Stored entries:
::::::::
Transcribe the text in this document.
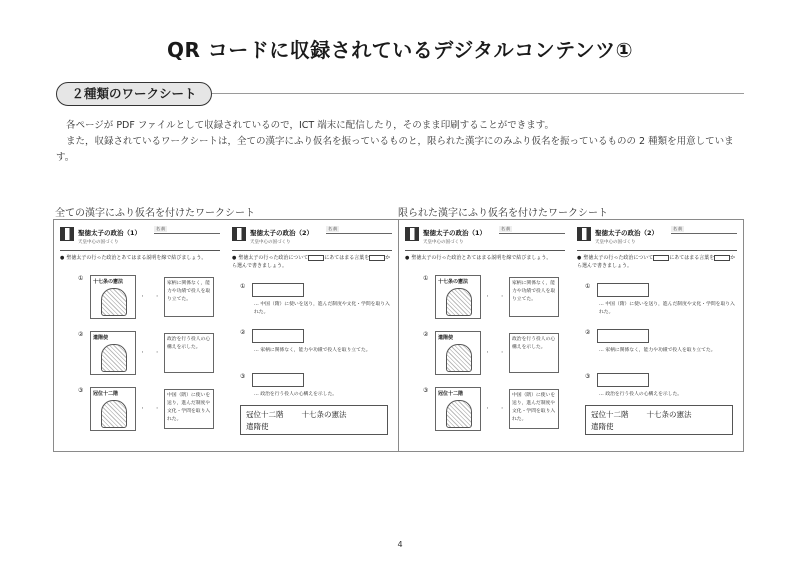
QR コードに収録されているデジタルコンテンツ①
２種類のワークシート

各ページが PDF ファイルとして収録されているので，ICT 端末に配信したり，そのまま印刷することができます。

また，収録されているワークシートは，全ての漢字にふり仮名を振っているものと，限られた漢字にのみふり仮名を振っているものの 2 種類を用意しています。

全ての漢字にふり仮名を付けたワークシート	限られた漢字にふり仮名を付けたワークシート
聖徳太子の政治（1）
天皇中心の国づくり
名 前
● 聖徳太子の行った政治とあてはまる説明を線で結びましょう。
① 十七条の憲法
・ ・
家柄に関係なく，能力や功績で役人を取り立てた。
② 遣隋使
・ ・
政治を行う役人の心構えを示した。
③ 冠位十二階
・ ・
中国（隋）に使いを送り，進んだ制度や文化・学問を取り入れた。
聖徳太子の政治（2）
天皇中心の国づくり
名 前
● 聖徳太子の行った政治について	にあてはまる言葉を	から選んで書きましょう。
①
… 中国（隋）に使いを送り，進んだ制度や文化・学問を取り入れた。
②
… 家柄に関係なく，能力や功績で役人を取り立てた。
③
… 政治を行う役人の心構えを示した。
冠位十二階 十七条の憲法
遣隋使
聖徳太子の政治（1）
天皇中心の国づくり
名 前
● 聖徳太子の行った政治とあてはまる説明を線で結びましょう。
① 十七条の憲法
・ ・
家柄に関係なく，能力や功績で役人を取り立てた。
② 遣隋使
・ ・
政治を行う役人の心構えを示した。
③ 冠位十二階
・ ・
中国（隋）に使いを送り，進んだ制度や文化・学問を取り入れた。
聖徳太子の政治（2）
天皇中心の国づくり
名 前
● 聖徳太子の行った政治について	にあてはまる言葉を	から選んで書きましょう。
①
… 中国（隋）に使いを送り，進んだ制度や文化・学問を取り入れた。
②
… 家柄に関係なく，能力や功績で役人を取り立てた。
③
… 政治を行う役人の心構えを示した。
冠位十二階 十七条の憲法
遣隋使
4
::::::::
> **Stated problem**: Every line of the data should be copied as it stands, without the images.

> **Written response**:
Transcribe the text in this document.
QR コードに収録されているデジタルコンテンツ①
２種類のワークシート

各ページが PDF ファイルとして収録されているので，ICT 端末に配信したり，そのまま印刷することができます。

また，収録されているワークシートは，全ての漢字にふり仮名を振っているものと，限られた漢字にのみふり仮名を振っているものの 2 種類を用意しています。

全ての漢字にふり仮名を付けたワークシート	限られた漢字にふり仮名を付けたワークシート
聖徳太子の政治（1）
天皇中心の国づくり
名 前
● 聖徳太子の行った政治とあてはまる説明を線で結びましょう。
① 十七条の憲法
・ ・
家柄に関係なく，能力や功績で役人を取り立てた。
② 遣隋使
・ ・
政治を行う役人の心構えを示した。
③ 冠位十二階
・ ・
中国（隋）に使いを送り，進んだ制度や文化・学問を取り入れた。
聖徳太子の政治（2）
天皇中心の国づくり
名 前
● 聖徳太子の行った政治について	にあてはまる言葉を	から選んで書きましょう。
①
… 中国（隋）に使いを送り，進んだ制度や文化・学問を取り入れた。
②
… 家柄に関係なく，能力や功績で役人を取り立てた。
③
… 政治を行う役人の心構えを示した。
冠位十二階 十七条の憲法
遣隋使
聖徳太子の政治（1）
天皇中心の国づくり
名 前
● 聖徳太子の行った政治とあてはまる説明を線で結びましょう。
① 十七条の憲法
・ ・
家柄に関係なく，能力や功績で役人を取り立てた。
② 遣隋使
・ ・
政治を行う役人の心構えを示した。
③ 冠位十二階
・ ・
中国（隋）に使いを送り，進んだ制度や文化・学問を取り入れた。
聖徳太子の政治（2）
天皇中心の国づくり
名 前
● 聖徳太子の行った政治について	にあてはまる言葉を	から選んで書きましょう。
①
… 中国（隋）に使いを送り，進んだ制度や文化・学問を取り入れた。
②
… 家柄に関係なく，能力や功績で役人を取り立てた。
③
… 政治を行う役人の心構えを示した。
冠位十二階 十七条の憲法
遣隋使
4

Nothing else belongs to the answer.